Problem to work on - Reproduce all entries precisely, down to the last character.

--- Begin Data ---

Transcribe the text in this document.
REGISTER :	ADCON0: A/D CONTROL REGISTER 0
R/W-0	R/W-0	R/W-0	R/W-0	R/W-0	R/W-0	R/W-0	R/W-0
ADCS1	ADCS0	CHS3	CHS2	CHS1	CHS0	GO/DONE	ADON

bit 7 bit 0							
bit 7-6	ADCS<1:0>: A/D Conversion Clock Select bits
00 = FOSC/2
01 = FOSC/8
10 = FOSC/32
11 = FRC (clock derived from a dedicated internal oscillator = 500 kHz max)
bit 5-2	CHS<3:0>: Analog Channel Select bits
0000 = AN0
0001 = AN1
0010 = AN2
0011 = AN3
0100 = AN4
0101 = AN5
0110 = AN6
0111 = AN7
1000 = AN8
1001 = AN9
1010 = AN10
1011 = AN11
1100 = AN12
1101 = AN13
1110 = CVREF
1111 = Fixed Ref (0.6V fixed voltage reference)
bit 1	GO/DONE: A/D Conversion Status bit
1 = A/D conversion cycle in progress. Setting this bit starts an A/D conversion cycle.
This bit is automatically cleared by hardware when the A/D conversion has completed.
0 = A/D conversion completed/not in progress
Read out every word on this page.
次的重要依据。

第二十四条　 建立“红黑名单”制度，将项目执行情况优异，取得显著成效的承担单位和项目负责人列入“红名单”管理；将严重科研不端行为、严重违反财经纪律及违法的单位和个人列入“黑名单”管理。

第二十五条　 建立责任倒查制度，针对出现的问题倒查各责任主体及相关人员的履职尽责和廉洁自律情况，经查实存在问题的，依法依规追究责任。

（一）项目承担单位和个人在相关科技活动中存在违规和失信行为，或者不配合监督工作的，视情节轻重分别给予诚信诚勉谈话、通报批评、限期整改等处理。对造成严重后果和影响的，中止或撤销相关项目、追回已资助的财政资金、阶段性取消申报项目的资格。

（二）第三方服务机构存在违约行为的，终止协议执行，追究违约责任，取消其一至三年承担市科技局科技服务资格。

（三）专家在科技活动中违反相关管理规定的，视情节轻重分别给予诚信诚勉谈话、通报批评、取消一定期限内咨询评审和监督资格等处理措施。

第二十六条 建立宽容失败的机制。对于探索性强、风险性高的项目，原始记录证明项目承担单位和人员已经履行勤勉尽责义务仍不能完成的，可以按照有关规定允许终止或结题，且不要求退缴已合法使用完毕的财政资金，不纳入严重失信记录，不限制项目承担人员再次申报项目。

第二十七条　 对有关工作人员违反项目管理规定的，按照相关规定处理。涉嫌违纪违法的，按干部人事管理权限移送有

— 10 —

--- End Data ---

Response for this exercise -
Transcribe the text in this document.
REGISTER :	ADCON0: A/D CONTROL REGISTER 0
R/W-0	R/W-0	R/W-0	R/W-0	R/W-0	R/W-0	R/W-0	R/W-0
ADCS1	ADCS0	CHS3	CHS2	CHS1	CHS0	GO/DONE	ADON

bit 7 bit 0							
bit 7-6	ADCS<1:0>: A/D Conversion Clock Select bits
00 = FOSC/2
01 = FOSC/8
10 = FOSC/32
11 = FRC (clock derived from a dedicated internal oscillator = 500 kHz max)
bit 5-2	CHS<3:0>: Analog Channel Select bits
0000 = AN0
0001 = AN1
0010 = AN2
0011 = AN3
0100 = AN4
0101 = AN5
0110 = AN6
0111 = AN7
1000 = AN8
1001 = AN9
1010 = AN10
1011 = AN11
1100 = AN12
1101 = AN13
1110 = CVREF
1111 = Fixed Ref (0.6V fixed voltage reference)
bit 1	GO/DONE: A/D Conversion Status bit
1 = A/D conversion cycle in progress. Setting this bit starts an A/D conversion cycle.
This bit is automatically cleared by hardware when the A/D conversion has completed.
0 = A/D conversion completed/not in progress
Read out every word on this page.
次的重要依据。

第二十四条　 建立“红黑名单”制度，将项目执行情况优异，取得显著成效的承担单位和项目负责人列入“红名单”管理；将严重科研不端行为、严重违反财经纪律及违法的单位和个人列入“黑名单”管理。

第二十五条　 建立责任倒查制度，针对出现的问题倒查各责任主体及相关人员的履职尽责和廉洁自律情况，经查实存在问题的，依法依规追究责任。

（一）项目承担单位和个人在相关科技活动中存在违规和失信行为，或者不配合监督工作的，视情节轻重分别给予诚信诚勉谈话、通报批评、限期整改等处理。对造成严重后果和影响的，中止或撤销相关项目、追回已资助的财政资金、阶段性取消申报项目的资格。

（二）第三方服务机构存在违约行为的，终止协议执行，追究违约责任，取消其一至三年承担市科技局科技服务资格。

（三）专家在科技活动中违反相关管理规定的，视情节轻重分别给予诚信诚勉谈话、通报批评、取消一定期限内咨询评审和监督资格等处理措施。

第二十六条 建立宽容失败的机制。对于探索性强、风险性高的项目，原始记录证明项目承担单位和人员已经履行勤勉尽责义务仍不能完成的，可以按照有关规定允许终止或结题，且不要求退缴已合法使用完毕的财政资金，不纳入严重失信记录，不限制项目承担人员再次申报项目。

第二十七条　 对有关工作人员违反项目管理规定的，按照相关规定处理。涉嫌违纪违法的，按干部人事管理权限移送有

— 10 —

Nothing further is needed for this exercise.